**Work required**. Omit every picture, then give all the entries again exactly.

'''

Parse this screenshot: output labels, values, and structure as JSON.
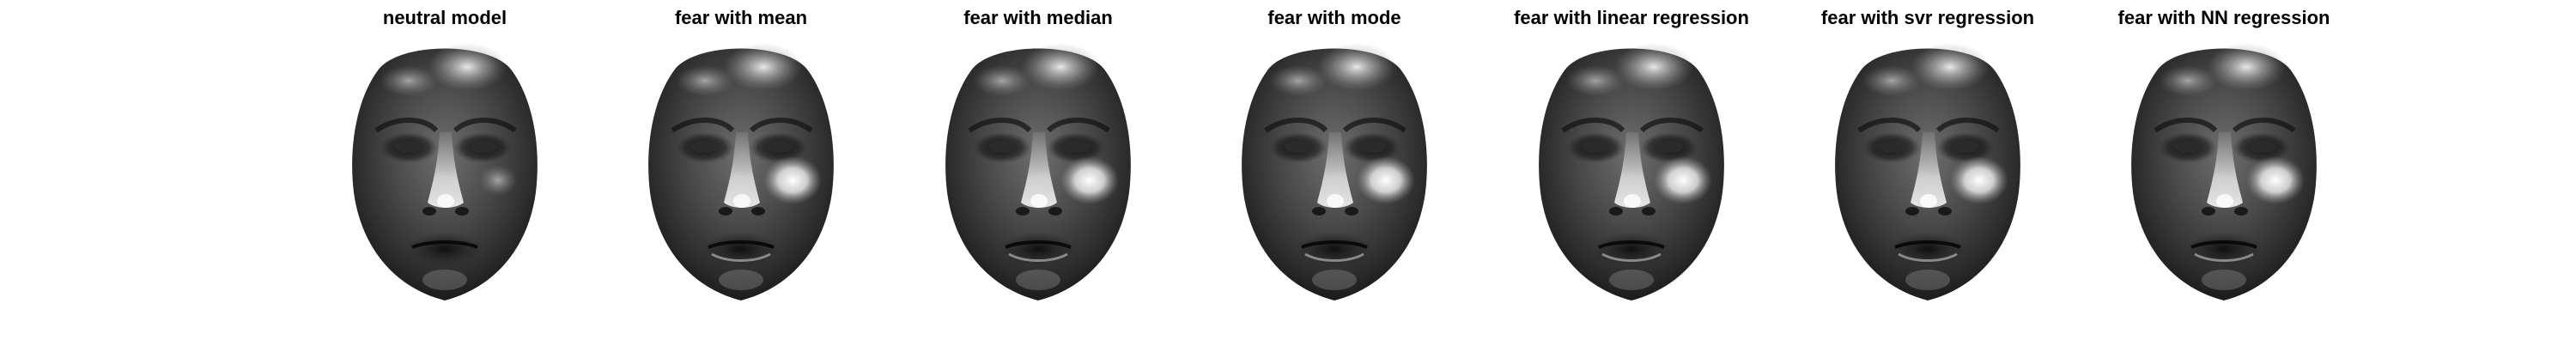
{
  "panels": [
    {
      "title": "neutral model",
      "expression": "neutral"
    },
    {
      "title": "fear with mean",
      "expression": "fear"
    },
    {
      "title": "fear with median",
      "expression": "fear"
    },
    {
      "title": "fear with mode",
      "expression": "fear"
    },
    {
      "title": "fear with linear regression",
      "expression": "fear"
    },
    {
      "title": "fear with svr regression",
      "expression": "fear"
    },
    {
      "title": "fear with NN regression",
      "expression": "fear"
    }
  ]
}
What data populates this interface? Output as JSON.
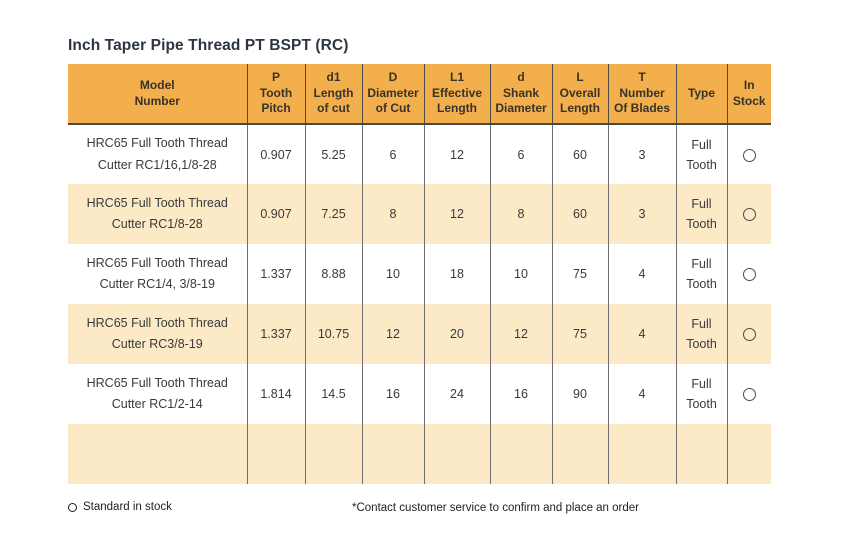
{
  "page": {
    "title": "Inch Taper Pipe Thread PT BSPT (RC)"
  },
  "colors": {
    "header_bg": "#F2AF4C",
    "alt_row_bg": "#FCE9C6",
    "row_bg": "#FFFFFF",
    "grid_line": "#6F6F6F",
    "header_line": "#4A4A4A",
    "title_color": "#2C3642",
    "text_color": "#3A3A3A"
  },
  "table": {
    "columns": [
      {
        "id": "model",
        "label": "Model\nNumber"
      },
      {
        "id": "p",
        "label": "P\nTooth\nPitch"
      },
      {
        "id": "d1",
        "label": "d1\nLength\nof cut"
      },
      {
        "id": "D",
        "label": "D\nDiameter\nof Cut"
      },
      {
        "id": "L1",
        "label": "L1\nEffective\nLength"
      },
      {
        "id": "d",
        "label": "d\nShank\nDiameter"
      },
      {
        "id": "L",
        "label": "L\nOverall\nLength"
      },
      {
        "id": "T",
        "label": "T\nNumber\nOf Blades"
      },
      {
        "id": "type",
        "label": "Type"
      },
      {
        "id": "in_stock",
        "label": "In\nStock"
      }
    ],
    "rows": [
      {
        "model": "HRC65 Full Tooth Thread\nCutter RC1/16,1/8-28",
        "p": "0.907",
        "d1": "5.25",
        "D": "6",
        "L1": "12",
        "d": "6",
        "L": "60",
        "T": "3",
        "type": "Full Tooth",
        "in_stock": "standard"
      },
      {
        "model": "HRC65 Full Tooth Thread\nCutter RC1/8-28",
        "p": "0.907",
        "d1": "7.25",
        "D": "8",
        "L1": "12",
        "d": "8",
        "L": "60",
        "T": "3",
        "type": "Full Tooth",
        "in_stock": "standard"
      },
      {
        "model": "HRC65 Full Tooth Thread\nCutter RC1/4, 3/8-19",
        "p": "1.337",
        "d1": "8.88",
        "D": "10",
        "L1": "18",
        "d": "10",
        "L": "75",
        "T": "4",
        "type": "Full Tooth",
        "in_stock": "standard"
      },
      {
        "model": "HRC65 Full Tooth Thread\nCutter RC3/8-19",
        "p": "1.337",
        "d1": "10.75",
        "D": "12",
        "L1": "20",
        "d": "12",
        "L": "75",
        "T": "4",
        "type": "Full Tooth",
        "in_stock": "standard"
      },
      {
        "model": "HRC65 Full Tooth Thread\nCutter RC1/2-14",
        "p": "1.814",
        "d1": "14.5",
        "D": "16",
        "L1": "24",
        "d": "16",
        "L": "90",
        "T": "4",
        "type": "Full Tooth",
        "in_stock": "standard"
      },
      {
        "model": "",
        "p": "",
        "d1": "",
        "D": "",
        "L1": "",
        "d": "",
        "L": "",
        "T": "",
        "type": "",
        "in_stock": ""
      }
    ]
  },
  "footer": {
    "legend_label": "Standard in stock",
    "note": "*Contact customer service to confirm and place an order"
  }
}
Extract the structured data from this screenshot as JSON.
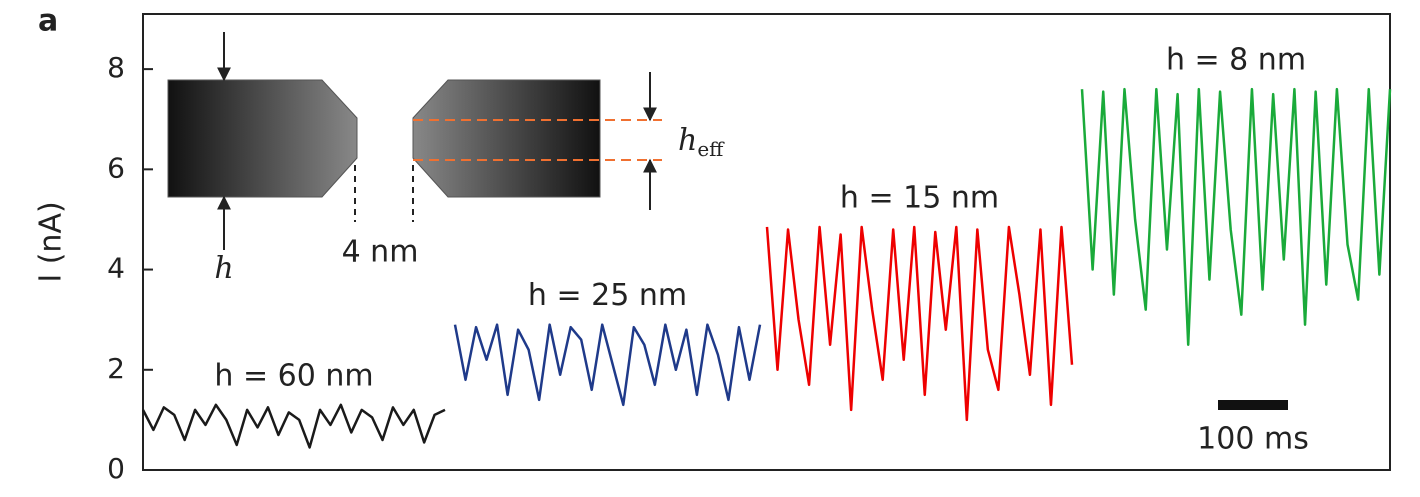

'''

**The answer**.
Parse this screenshot: output labels, values, and structure as JSON.
{
  "panels": [
    {
      "title": "neutral model",
      "expression": "neutral"
    },
    {
      "title": "fear with mean",
      "expression": "fear"
    },
    {
      "title": "fear with median",
      "expression": "fear"
    },
    {
      "title": "fear with mode",
      "expression": "fear"
    },
    {
      "title": "fear with linear regression",
      "expression": "fear"
    },
    {
      "title": "fear with svr regression",
      "expression": "fear"
    },
    {
      "title": "fear with NN regression",
      "expression": "fear"
    }
  ]
}
What data populates this interface? Output as JSON.
{
  "page": {
    "title": "Inch Taper Pipe Thread PT BSPT (RC)"
  },
  "colors": {
    "header_bg": "#F2AF4C",
    "alt_row_bg": "#FCE9C6",
    "row_bg": "#FFFFFF",
    "grid_line": "#6F6F6F",
    "header_line": "#4A4A4A",
    "title_color": "#2C3642",
    "text_color": "#3A3A3A"
  },
  "table": {
    "columns": [
      {
        "id": "model",
        "label": "Model\nNumber"
      },
      {
        "id": "p",
        "label": "P\nTooth\nPitch"
      },
      {
        "id": "d1",
        "label": "d1\nLength\nof cut"
      },
      {
        "id": "D",
        "label": "D\nDiameter\nof Cut"
      },
      {
        "id": "L1",
        "label": "L1\nEffective\nLength"
      },
      {
        "id": "d",
        "label": "d\nShank\nDiameter"
      },
      {
        "id": "L",
        "label": "L\nOverall\nLength"
      },
      {
        "id": "T",
        "label": "T\nNumber\nOf Blades"
      },
      {
        "id": "type",
        "label": "Type"
      },
      {
        "id": "in_stock",
        "label": "In\nStock"
      }
    ],
    "rows": [
      {
        "model": "HRC65 Full Tooth Thread\nCutter RC1/16,1/8-28",
        "p": "0.907",
        "d1": "5.25",
        "D": "6",
        "L1": "12",
        "d": "6",
        "L": "60",
        "T": "3",
        "type": "Full Tooth",
        "in_stock": "standard"
      },
      {
        "model": "HRC65 Full Tooth Thread\nCutter RC1/8-28",
        "p": "0.907",
        "d1": "7.25",
        "D": "8",
        "L1": "12",
        "d": "8",
        "L": "60",
        "T": "3",
        "type": "Full Tooth",
        "in_stock": "standard"
      },
      {
        "model": "HRC65 Full Tooth Thread\nCutter RC1/4, 3/8-19",
        "p": "1.337",
        "d1": "8.88",
        "D": "10",
        "L1": "18",
        "d": "10",
        "L": "75",
        "T": "4",
        "type": "Full Tooth",
        "in_stock": "standard"
      },
      {
        "model": "HRC65 Full Tooth Thread\nCutter RC3/8-19",
        "p": "1.337",
        "d1": "10.75",
        "D": "12",
        "L1": "20",
        "d": "12",
        "L": "75",
        "T": "4",
        "type": "Full Tooth",
        "in_stock": "standard"
      },
      {
        "model": "HRC65 Full Tooth Thread\nCutter RC1/2-14",
        "p": "1.814",
        "d1": "14.5",
        "D": "16",
        "L1": "24",
        "d": "16",
        "L": "90",
        "T": "4",
        "type": "Full Tooth",
        "in_stock": "standard"
      },
      {
        "model": "",
        "p": "",
        "d1": "",
        "D": "",
        "L1": "",
        "d": "",
        "L": "",
        "T": "",
        "type": "",
        "in_stock": ""
      }
    ]
  },
  "footer": {
    "legend_label": "Standard in stock",
    "note": "*Contact customer service to confirm and place an order"
  }
}
Extract the structured data from this screenshot as JSON.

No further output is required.